• **What to work on**
Every entry must be repeated exactly. Exclude all pictures.

• **Exercise data**
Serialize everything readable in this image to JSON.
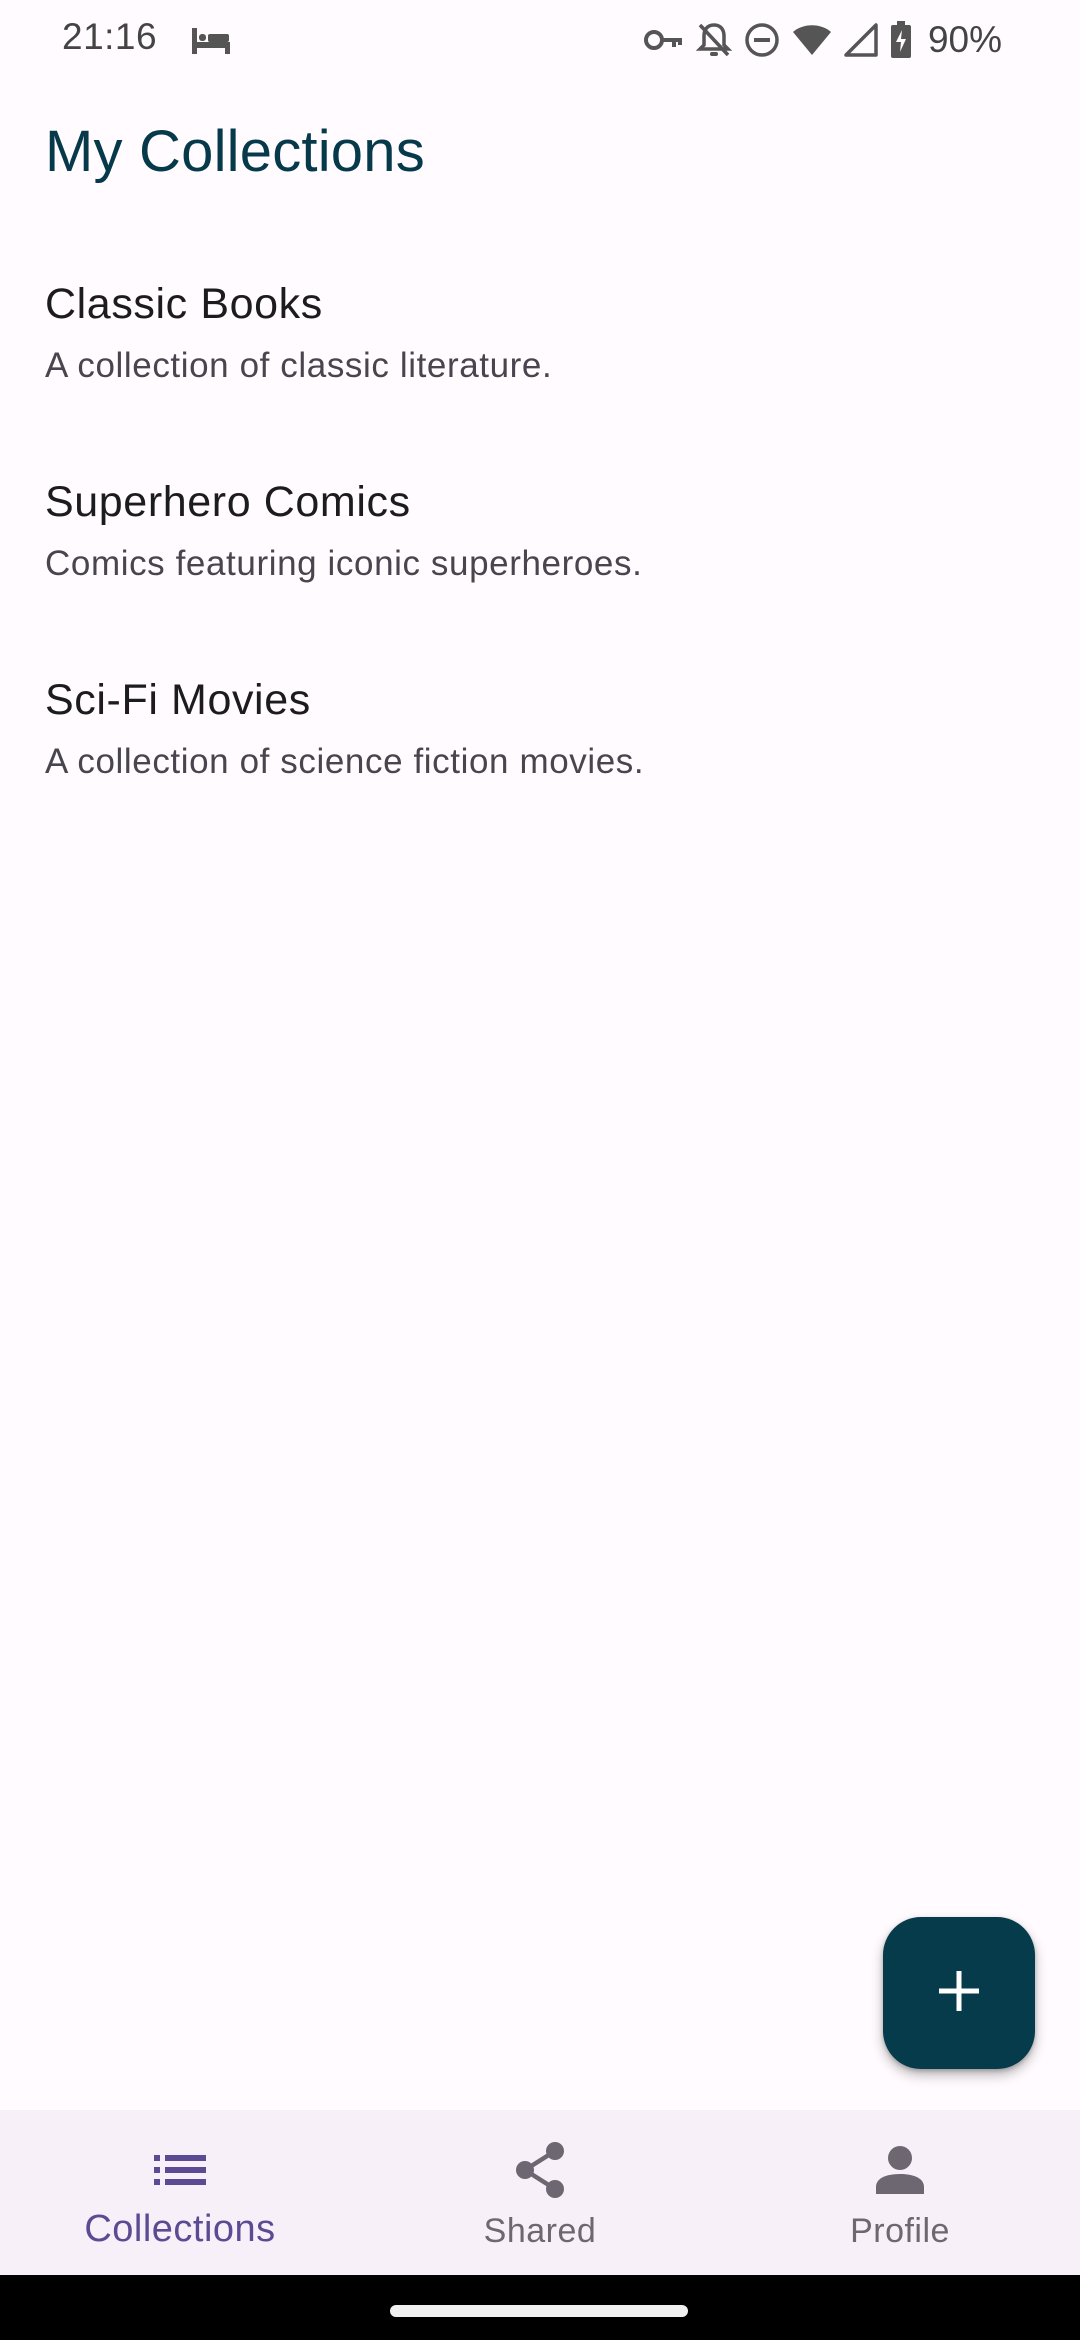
{
  "status_bar": {
    "time": "21:16",
    "battery": "90%",
    "icons": [
      "sleep-icon",
      "vpn-key-icon",
      "notifications-off-icon",
      "do-not-disturb-icon",
      "wifi-icon",
      "cell-signal-icon",
      "battery-charging-icon"
    ]
  },
  "page": {
    "title": "My Collections"
  },
  "collections": [
    {
      "title": "Classic Books",
      "description": "A collection of classic literature."
    },
    {
      "title": "Superhero Comics",
      "description": "Comics featuring iconic superheroes."
    },
    {
      "title": "Sci-Fi Movies",
      "description": "A collection of science fiction movies."
    }
  ],
  "fab": {
    "icon": "add-icon"
  },
  "bottom_nav": {
    "items": [
      {
        "label": "Collections",
        "icon": "list-icon",
        "active": true
      },
      {
        "label": "Shared",
        "icon": "share-icon",
        "active": false
      },
      {
        "label": "Profile",
        "icon": "person-icon",
        "active": false
      }
    ]
  },
  "colors": {
    "primary": "#06394a",
    "fab": "#063b4c",
    "nav_active": "#5a4b93",
    "nav_bg": "#f7f0f8"
  }
}
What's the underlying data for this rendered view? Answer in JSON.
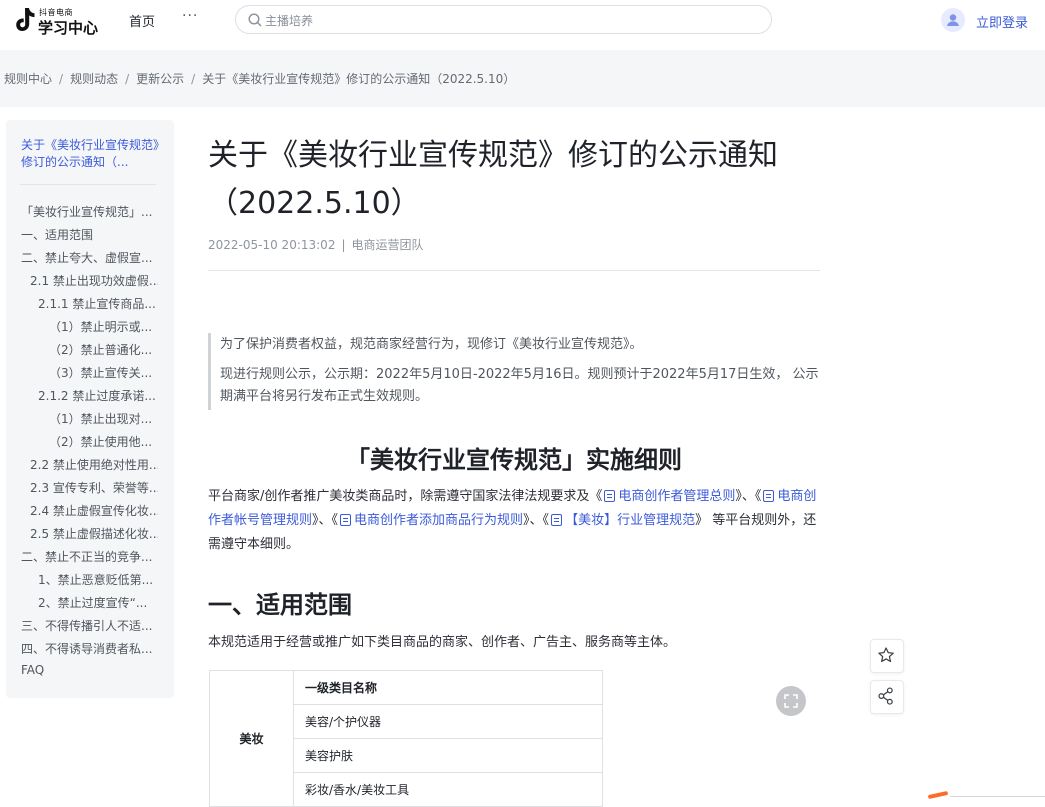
{
  "header": {
    "logo_small": "抖音电商",
    "logo_text": "学习中心",
    "nav_home": "首页",
    "nav_more": "···",
    "search_placeholder": "主播培养",
    "login": "立即登录"
  },
  "breadcrumb": [
    "规则中心",
    "规则动态",
    "更新公示",
    "关于《美妆行业宣传规范》修订的公示通知（2022.5.10）"
  ],
  "sidebar": {
    "current": "关于《美妆行业宣传规范》修订的公示通知（...",
    "items": [
      "「美妆行业宣传规范」...",
      "一、适用范围",
      "二、禁止夸大、虚假宣...",
      "2.1 禁止出现功效虚假...",
      "2.1.1 禁止宣传商品...",
      "（1）禁止明示或...",
      "（2）禁止普通化...",
      "（3）禁止宣传关...",
      "2.1.2 禁止过度承诺...",
      "（1）禁止出现对...",
      "（2）禁止使用他...",
      "2.2 禁止使用绝对性用...",
      "2.3 宣传专利、荣誉等...",
      "2.4 禁止虚假宣传化妆...",
      "2.5 禁止虚假描述化妆...",
      "二、禁止不正当的竞争...",
      "1、禁止恶意贬低第...",
      "2、禁止过度宣传“...",
      "三、不得传播引人不适...",
      "四、不得诱导消费者私...",
      "FAQ"
    ]
  },
  "article": {
    "title": "关于《美妆行业宣传规范》修订的公示通知（2022.5.10）",
    "date": "2022-05-10 20:13:02",
    "author": "电商运营团队",
    "quote1": "为了保护消费者权益，规范商家经营行为，现修订《美妆行业宣传规范》。",
    "quote2": "现进行规则公示，公示期：2022年5月10日-2022年5月16日。规则预计于2022年5月17日生效， 公示期满平台将另行发布正式生效规则。",
    "section_title": "「美妆行业宣传规范」实施细则",
    "intro_before": "平台商家/创作者推广美妆类商品时，除需遵守国家法律法规要求及《",
    "link1": "电商创作者管理总则",
    "sep1": "》、《",
    "link2": "电商创作者帐号管理规则",
    "sep2": "》、《",
    "link3": "电商创作者添加商品行为规则",
    "sep3": "》、《",
    "link4": "【美妆】行业管理规范",
    "intro_after": "》 等平台规则外，还需遵守本细则。",
    "h1": "一、适用范围",
    "scope": "本规范适用于经营或推广如下类目商品的商家、创作者、广告主、服务商等主体。"
  },
  "table": {
    "category": "美妆",
    "header": "一级类目名称",
    "rows": [
      "美容/个护仪器",
      "美容护肤",
      "彩妆/香水/美妆工具"
    ]
  },
  "icons": [
    "douyin-logo-icon",
    "search-icon",
    "user-icon",
    "star-icon",
    "share-icon",
    "expand-icon",
    "doc-link-icon"
  ],
  "colors": {
    "link": "#3c5bd9",
    "accent": "#ff6a2a"
  }
}
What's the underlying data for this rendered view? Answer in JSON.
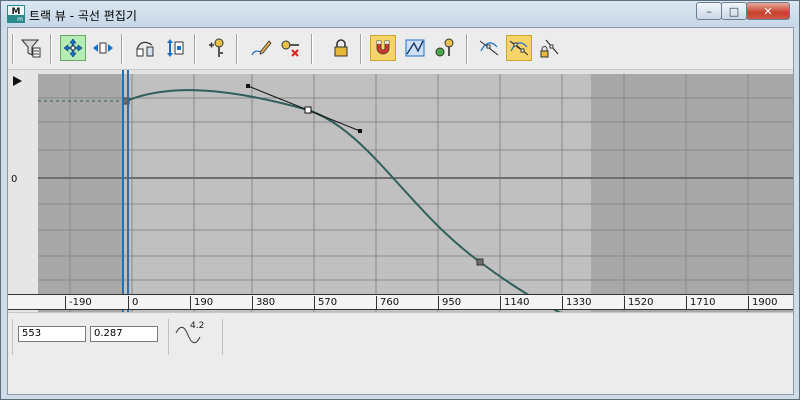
{
  "window": {
    "title": "트랙 뷰 - 곡선 편집기",
    "app_icon": "max-app-icon",
    "controls": {
      "minimize": "–",
      "maximize": "□",
      "close": "✕"
    }
  },
  "toolbar": {
    "buttons": [
      {
        "name": "filters-button",
        "icon": "filter-icon",
        "active": false
      },
      {
        "name": "move-keys-button",
        "icon": "move-keys-icon",
        "active": true,
        "accent": "#b4ecb4"
      },
      {
        "name": "slide-keys-button",
        "icon": "slide-keys-icon",
        "active": false
      },
      {
        "name": "scale-keys-button",
        "icon": "scale-keys-icon",
        "active": false
      },
      {
        "name": "scale-values-button",
        "icon": "scale-values-icon",
        "active": false
      },
      {
        "name": "add-keys-button",
        "icon": "add-key-icon",
        "active": false
      },
      {
        "name": "draw-curves-button",
        "icon": "pencil-curve-icon",
        "active": false
      },
      {
        "name": "reduce-keys-button",
        "icon": "reduce-keys-icon",
        "active": false
      },
      {
        "name": "lock-selection-button",
        "icon": "lock-icon",
        "active": false
      },
      {
        "name": "snap-frames-button",
        "icon": "magnet-icon",
        "active": true,
        "accent": "#f6d46a"
      },
      {
        "name": "parameter-curve-oor-button",
        "icon": "curve-range-icon",
        "active": false
      },
      {
        "name": "show-keyable-icons-button",
        "icon": "keyable-icon",
        "active": false
      },
      {
        "name": "show-tangents-button",
        "icon": "tangents-icon",
        "active": false
      },
      {
        "name": "show-all-tangents-button",
        "icon": "all-tangents-icon",
        "active": true,
        "accent": "#f6d46a"
      },
      {
        "name": "lock-tangents-button",
        "icon": "lock-tangent-icon",
        "active": false
      }
    ]
  },
  "graph": {
    "zero_label": "0",
    "curve_color": "#2f5f5a",
    "background_active": "#c0c0c0",
    "background_inactive": "#a8a8a8",
    "time_slider_color": "#2a6fb0"
  },
  "ruler": {
    "ticks": [
      "-190",
      "0",
      "190",
      "380",
      "570",
      "760",
      "950",
      "1140",
      "1330",
      "1520",
      "1710",
      "1900"
    ]
  },
  "status": {
    "frame_value": "553",
    "key_value": "0.287",
    "curve_indicator_label": "4.2"
  }
}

• **Full response**
Serialize everything readable in this image to JSON.
{
  "status_bar": {
    "time": "21:16",
    "battery": "90%",
    "icons": [
      "sleep-icon",
      "vpn-key-icon",
      "notifications-off-icon",
      "do-not-disturb-icon",
      "wifi-icon",
      "cell-signal-icon",
      "battery-charging-icon"
    ]
  },
  "page": {
    "title": "My Collections"
  },
  "collections": [
    {
      "title": "Classic Books",
      "description": "A collection of classic literature."
    },
    {
      "title": "Superhero Comics",
      "description": "Comics featuring iconic superheroes."
    },
    {
      "title": "Sci-Fi Movies",
      "description": "A collection of science fiction movies."
    }
  ],
  "fab": {
    "icon": "add-icon"
  },
  "bottom_nav": {
    "items": [
      {
        "label": "Collections",
        "icon": "list-icon",
        "active": true
      },
      {
        "label": "Shared",
        "icon": "share-icon",
        "active": false
      },
      {
        "label": "Profile",
        "icon": "person-icon",
        "active": false
      }
    ]
  },
  "colors": {
    "primary": "#06394a",
    "fab": "#063b4c",
    "nav_active": "#5a4b93",
    "nav_bg": "#f7f0f8"
  }
}
What's the underlying data for this rendered view? Answer in JSON.
{
  "header": {
    "logo_small": "抖音电商",
    "logo_text": "学习中心",
    "nav_home": "首页",
    "nav_more": "···",
    "search_placeholder": "主播培养",
    "login": "立即登录"
  },
  "breadcrumb": [
    "规则中心",
    "规则动态",
    "更新公示",
    "关于《美妆行业宣传规范》修订的公示通知（2022.5.10）"
  ],
  "sidebar": {
    "current": "关于《美妆行业宣传规范》修订的公示通知（...",
    "items": [
      "「美妆行业宣传规范」...",
      "一、适用范围",
      "二、禁止夸大、虚假宣...",
      "2.1 禁止出现功效虚假...",
      "2.1.1 禁止宣传商品...",
      "（1）禁止明示或...",
      "（2）禁止普通化...",
      "（3）禁止宣传关...",
      "2.1.2 禁止过度承诺...",
      "（1）禁止出现对...",
      "（2）禁止使用他...",
      "2.2 禁止使用绝对性用...",
      "2.3 宣传专利、荣誉等...",
      "2.4 禁止虚假宣传化妆...",
      "2.5 禁止虚假描述化妆...",
      "二、禁止不正当的竞争...",
      "1、禁止恶意贬低第...",
      "2、禁止过度宣传“...",
      "三、不得传播引人不适...",
      "四、不得诱导消费者私...",
      "FAQ"
    ]
  },
  "article": {
    "title": "关于《美妆行业宣传规范》修订的公示通知（2022.5.10）",
    "date": "2022-05-10 20:13:02",
    "author": "电商运营团队",
    "quote1": "为了保护消费者权益，规范商家经营行为，现修订《美妆行业宣传规范》。",
    "quote2": "现进行规则公示，公示期：2022年5月10日-2022年5月16日。规则预计于2022年5月17日生效， 公示期满平台将另行发布正式生效规则。",
    "section_title": "「美妆行业宣传规范」实施细则",
    "intro_before": "平台商家/创作者推广美妆类商品时，除需遵守国家法律法规要求及《",
    "link1": "电商创作者管理总则",
    "sep1": "》、《",
    "link2": "电商创作者帐号管理规则",
    "sep2": "》、《",
    "link3": "电商创作者添加商品行为规则",
    "sep3": "》、《",
    "link4": "【美妆】行业管理规范",
    "intro_after": "》 等平台规则外，还需遵守本细则。",
    "h1": "一、适用范围",
    "scope": "本规范适用于经营或推广如下类目商品的商家、创作者、广告主、服务商等主体。"
  },
  "table": {
    "category": "美妆",
    "header": "一级类目名称",
    "rows": [
      "美容/个护仪器",
      "美容护肤",
      "彩妆/香水/美妆工具"
    ]
  },
  "icons": [
    "douyin-logo-icon",
    "search-icon",
    "user-icon",
    "star-icon",
    "share-icon",
    "expand-icon",
    "doc-link-icon"
  ],
  "colors": {
    "link": "#3c5bd9",
    "accent": "#ff6a2a"
  }
}
What's the underlying data for this rendered view? Answer in JSON.
{
  "window": {
    "title": "트랙 뷰 - 곡선 편집기",
    "app_icon": "max-app-icon",
    "controls": {
      "minimize": "–",
      "maximize": "□",
      "close": "✕"
    }
  },
  "toolbar": {
    "buttons": [
      {
        "name": "filters-button",
        "icon": "filter-icon",
        "active": false
      },
      {
        "name": "move-keys-button",
        "icon": "move-keys-icon",
        "active": true,
        "accent": "#b4ecb4"
      },
      {
        "name": "slide-keys-button",
        "icon": "slide-keys-icon",
        "active": false
      },
      {
        "name": "scale-keys-button",
        "icon": "scale-keys-icon",
        "active": false
      },
      {
        "name": "scale-values-button",
        "icon": "scale-values-icon",
        "active": false
      },
      {
        "name": "add-keys-button",
        "icon": "add-key-icon",
        "active": false
      },
      {
        "name": "draw-curves-button",
        "icon": "pencil-curve-icon",
        "active": false
      },
      {
        "name": "reduce-keys-button",
        "icon": "reduce-keys-icon",
        "active": false
      },
      {
        "name": "lock-selection-button",
        "icon": "lock-icon",
        "active": false
      },
      {
        "name": "snap-frames-button",
        "icon": "magnet-icon",
        "active": true,
        "accent": "#f6d46a"
      },
      {
        "name": "parameter-curve-oor-button",
        "icon": "curve-range-icon",
        "active": false
      },
      {
        "name": "show-keyable-icons-button",
        "icon": "keyable-icon",
        "active": false
      },
      {
        "name": "show-tangents-button",
        "icon": "tangents-icon",
        "active": false
      },
      {
        "name": "show-all-tangents-button",
        "icon": "all-tangents-icon",
        "active": true,
        "accent": "#f6d46a"
      },
      {
        "name": "lock-tangents-button",
        "icon": "lock-tangent-icon",
        "active": false
      }
    ]
  },
  "graph": {
    "zero_label": "0",
    "curve_color": "#2f5f5a",
    "background_active": "#c0c0c0",
    "background_inactive": "#a8a8a8",
    "time_slider_color": "#2a6fb0"
  },
  "ruler": {
    "ticks": [
      "-190",
      "0",
      "190",
      "380",
      "570",
      "760",
      "950",
      "1140",
      "1330",
      "1520",
      "1710",
      "1900"
    ]
  },
  "status": {
    "frame_value": "553",
    "key_value": "0.287",
    "curve_indicator_label": "4.2"
  }
}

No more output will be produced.